(Figure dataset records)

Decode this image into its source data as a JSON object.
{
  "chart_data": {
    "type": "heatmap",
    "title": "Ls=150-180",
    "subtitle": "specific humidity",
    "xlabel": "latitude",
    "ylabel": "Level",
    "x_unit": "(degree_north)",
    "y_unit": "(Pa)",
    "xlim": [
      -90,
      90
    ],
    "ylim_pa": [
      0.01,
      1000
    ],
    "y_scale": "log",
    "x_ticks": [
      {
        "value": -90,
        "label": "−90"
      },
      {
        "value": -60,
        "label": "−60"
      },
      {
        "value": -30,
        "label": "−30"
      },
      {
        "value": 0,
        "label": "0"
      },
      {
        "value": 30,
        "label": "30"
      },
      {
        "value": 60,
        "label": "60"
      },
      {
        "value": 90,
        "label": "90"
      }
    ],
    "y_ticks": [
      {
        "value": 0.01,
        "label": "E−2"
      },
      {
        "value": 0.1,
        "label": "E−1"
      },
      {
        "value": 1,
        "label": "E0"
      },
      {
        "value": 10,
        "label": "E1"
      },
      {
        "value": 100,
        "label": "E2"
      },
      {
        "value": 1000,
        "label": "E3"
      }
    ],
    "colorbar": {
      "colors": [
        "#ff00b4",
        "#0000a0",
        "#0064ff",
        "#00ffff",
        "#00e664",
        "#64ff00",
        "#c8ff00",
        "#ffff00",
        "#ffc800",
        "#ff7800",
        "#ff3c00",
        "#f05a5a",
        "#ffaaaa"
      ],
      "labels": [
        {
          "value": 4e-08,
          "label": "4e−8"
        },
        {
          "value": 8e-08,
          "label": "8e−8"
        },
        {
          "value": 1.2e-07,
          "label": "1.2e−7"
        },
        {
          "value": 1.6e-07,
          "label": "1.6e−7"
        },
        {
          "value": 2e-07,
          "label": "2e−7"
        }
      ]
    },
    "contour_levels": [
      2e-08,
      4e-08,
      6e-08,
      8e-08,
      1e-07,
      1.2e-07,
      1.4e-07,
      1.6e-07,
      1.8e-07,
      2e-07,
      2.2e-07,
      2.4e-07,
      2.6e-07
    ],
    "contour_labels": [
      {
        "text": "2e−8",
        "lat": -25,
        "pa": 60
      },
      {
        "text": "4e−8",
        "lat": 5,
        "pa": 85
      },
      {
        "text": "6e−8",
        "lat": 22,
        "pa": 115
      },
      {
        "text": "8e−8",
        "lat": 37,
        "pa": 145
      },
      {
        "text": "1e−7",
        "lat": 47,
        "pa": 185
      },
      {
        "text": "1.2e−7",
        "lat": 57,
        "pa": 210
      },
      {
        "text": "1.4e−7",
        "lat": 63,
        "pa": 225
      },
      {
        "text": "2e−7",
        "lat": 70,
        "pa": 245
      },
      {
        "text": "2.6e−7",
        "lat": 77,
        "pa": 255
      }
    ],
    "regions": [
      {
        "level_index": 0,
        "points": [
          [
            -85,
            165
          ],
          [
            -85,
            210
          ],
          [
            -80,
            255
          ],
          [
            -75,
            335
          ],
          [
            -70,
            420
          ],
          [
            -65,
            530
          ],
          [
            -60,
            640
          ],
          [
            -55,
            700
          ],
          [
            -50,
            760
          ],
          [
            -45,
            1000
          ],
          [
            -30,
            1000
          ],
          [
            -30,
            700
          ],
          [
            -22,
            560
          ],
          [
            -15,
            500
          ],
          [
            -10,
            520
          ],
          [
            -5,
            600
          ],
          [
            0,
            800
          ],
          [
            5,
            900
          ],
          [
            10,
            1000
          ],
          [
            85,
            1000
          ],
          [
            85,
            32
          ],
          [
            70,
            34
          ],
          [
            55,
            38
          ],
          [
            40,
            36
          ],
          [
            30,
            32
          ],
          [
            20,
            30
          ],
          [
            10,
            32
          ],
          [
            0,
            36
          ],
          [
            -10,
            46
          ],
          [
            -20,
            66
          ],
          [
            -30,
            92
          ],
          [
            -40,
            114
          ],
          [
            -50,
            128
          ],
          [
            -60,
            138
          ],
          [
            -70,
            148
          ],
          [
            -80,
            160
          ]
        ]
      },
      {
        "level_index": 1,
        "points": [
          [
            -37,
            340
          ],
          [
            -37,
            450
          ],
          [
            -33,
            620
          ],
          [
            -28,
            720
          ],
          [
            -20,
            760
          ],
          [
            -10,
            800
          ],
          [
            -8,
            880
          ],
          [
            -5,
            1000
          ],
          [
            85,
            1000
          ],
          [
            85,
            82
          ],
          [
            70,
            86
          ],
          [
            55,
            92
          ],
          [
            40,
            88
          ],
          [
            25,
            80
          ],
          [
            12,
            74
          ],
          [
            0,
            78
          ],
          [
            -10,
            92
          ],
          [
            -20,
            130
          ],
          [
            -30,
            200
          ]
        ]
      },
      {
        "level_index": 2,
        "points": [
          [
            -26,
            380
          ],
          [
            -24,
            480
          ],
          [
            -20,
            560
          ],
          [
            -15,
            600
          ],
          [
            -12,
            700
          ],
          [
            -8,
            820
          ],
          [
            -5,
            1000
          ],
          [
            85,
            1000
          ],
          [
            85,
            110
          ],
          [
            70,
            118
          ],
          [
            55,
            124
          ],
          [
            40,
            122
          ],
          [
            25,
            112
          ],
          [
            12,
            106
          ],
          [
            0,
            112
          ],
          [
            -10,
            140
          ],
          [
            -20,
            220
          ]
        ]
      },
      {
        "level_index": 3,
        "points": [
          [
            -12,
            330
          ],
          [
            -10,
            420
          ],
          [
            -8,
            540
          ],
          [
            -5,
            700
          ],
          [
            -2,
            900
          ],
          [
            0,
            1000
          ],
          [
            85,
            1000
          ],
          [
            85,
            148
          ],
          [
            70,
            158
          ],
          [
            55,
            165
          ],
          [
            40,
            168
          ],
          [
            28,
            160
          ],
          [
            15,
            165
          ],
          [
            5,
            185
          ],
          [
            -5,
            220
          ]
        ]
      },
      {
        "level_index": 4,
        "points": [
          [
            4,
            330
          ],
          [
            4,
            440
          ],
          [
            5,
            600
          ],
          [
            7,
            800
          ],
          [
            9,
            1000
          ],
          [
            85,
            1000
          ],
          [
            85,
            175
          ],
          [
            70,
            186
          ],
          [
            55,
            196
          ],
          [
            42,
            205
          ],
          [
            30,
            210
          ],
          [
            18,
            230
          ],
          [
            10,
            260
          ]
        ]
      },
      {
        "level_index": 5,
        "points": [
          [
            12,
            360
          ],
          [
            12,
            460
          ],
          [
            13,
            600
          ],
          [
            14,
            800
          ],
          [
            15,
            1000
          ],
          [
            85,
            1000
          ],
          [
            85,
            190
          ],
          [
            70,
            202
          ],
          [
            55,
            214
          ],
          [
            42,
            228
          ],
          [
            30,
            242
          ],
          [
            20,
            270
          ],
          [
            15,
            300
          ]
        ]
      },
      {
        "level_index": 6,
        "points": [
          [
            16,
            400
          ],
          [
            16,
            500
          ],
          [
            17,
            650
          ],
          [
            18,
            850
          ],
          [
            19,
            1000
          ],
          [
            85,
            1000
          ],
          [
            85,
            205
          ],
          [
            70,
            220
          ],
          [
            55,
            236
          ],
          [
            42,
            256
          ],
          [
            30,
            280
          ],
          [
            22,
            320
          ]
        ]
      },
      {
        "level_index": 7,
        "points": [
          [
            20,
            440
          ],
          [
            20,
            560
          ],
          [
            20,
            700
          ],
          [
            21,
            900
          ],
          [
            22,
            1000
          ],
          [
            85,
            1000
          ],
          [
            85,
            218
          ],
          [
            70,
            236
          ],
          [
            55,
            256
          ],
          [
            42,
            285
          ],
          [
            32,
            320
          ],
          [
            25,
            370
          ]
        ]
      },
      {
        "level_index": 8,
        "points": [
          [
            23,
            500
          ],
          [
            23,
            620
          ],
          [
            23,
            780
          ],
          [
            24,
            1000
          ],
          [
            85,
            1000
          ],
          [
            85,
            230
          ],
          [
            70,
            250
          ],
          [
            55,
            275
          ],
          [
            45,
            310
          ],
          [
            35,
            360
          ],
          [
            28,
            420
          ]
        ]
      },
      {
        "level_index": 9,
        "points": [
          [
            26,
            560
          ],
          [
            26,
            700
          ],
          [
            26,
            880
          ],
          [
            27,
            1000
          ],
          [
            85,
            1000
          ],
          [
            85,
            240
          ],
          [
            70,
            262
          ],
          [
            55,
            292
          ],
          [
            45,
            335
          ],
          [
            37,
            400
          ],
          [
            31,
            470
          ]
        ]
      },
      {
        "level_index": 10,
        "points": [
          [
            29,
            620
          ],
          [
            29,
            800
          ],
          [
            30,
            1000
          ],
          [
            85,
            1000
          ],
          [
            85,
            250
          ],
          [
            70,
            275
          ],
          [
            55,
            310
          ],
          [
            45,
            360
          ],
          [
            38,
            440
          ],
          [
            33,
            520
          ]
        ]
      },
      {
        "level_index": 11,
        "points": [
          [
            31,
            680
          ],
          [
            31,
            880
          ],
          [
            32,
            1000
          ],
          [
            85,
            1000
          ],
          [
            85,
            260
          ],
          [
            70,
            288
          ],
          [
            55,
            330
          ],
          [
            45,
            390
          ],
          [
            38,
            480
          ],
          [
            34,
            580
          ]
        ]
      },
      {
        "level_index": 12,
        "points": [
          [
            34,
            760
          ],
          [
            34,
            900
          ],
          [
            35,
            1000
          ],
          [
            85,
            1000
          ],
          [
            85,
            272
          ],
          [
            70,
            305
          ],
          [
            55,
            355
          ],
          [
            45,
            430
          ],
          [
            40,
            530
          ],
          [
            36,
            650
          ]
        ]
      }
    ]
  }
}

- Short task
Look over the records above and copy each line that includes the string "text".

- Expected answer
        "text": "2e−8",
        "text": "4e−8",
        "text": "6e−8",
        "text": "8e−8",
        "text": "1e−7",
        "text": "1.2e−7",
        "text": "1.4e−7",
        "text": "2e−7",
        "text": "2.6e−7",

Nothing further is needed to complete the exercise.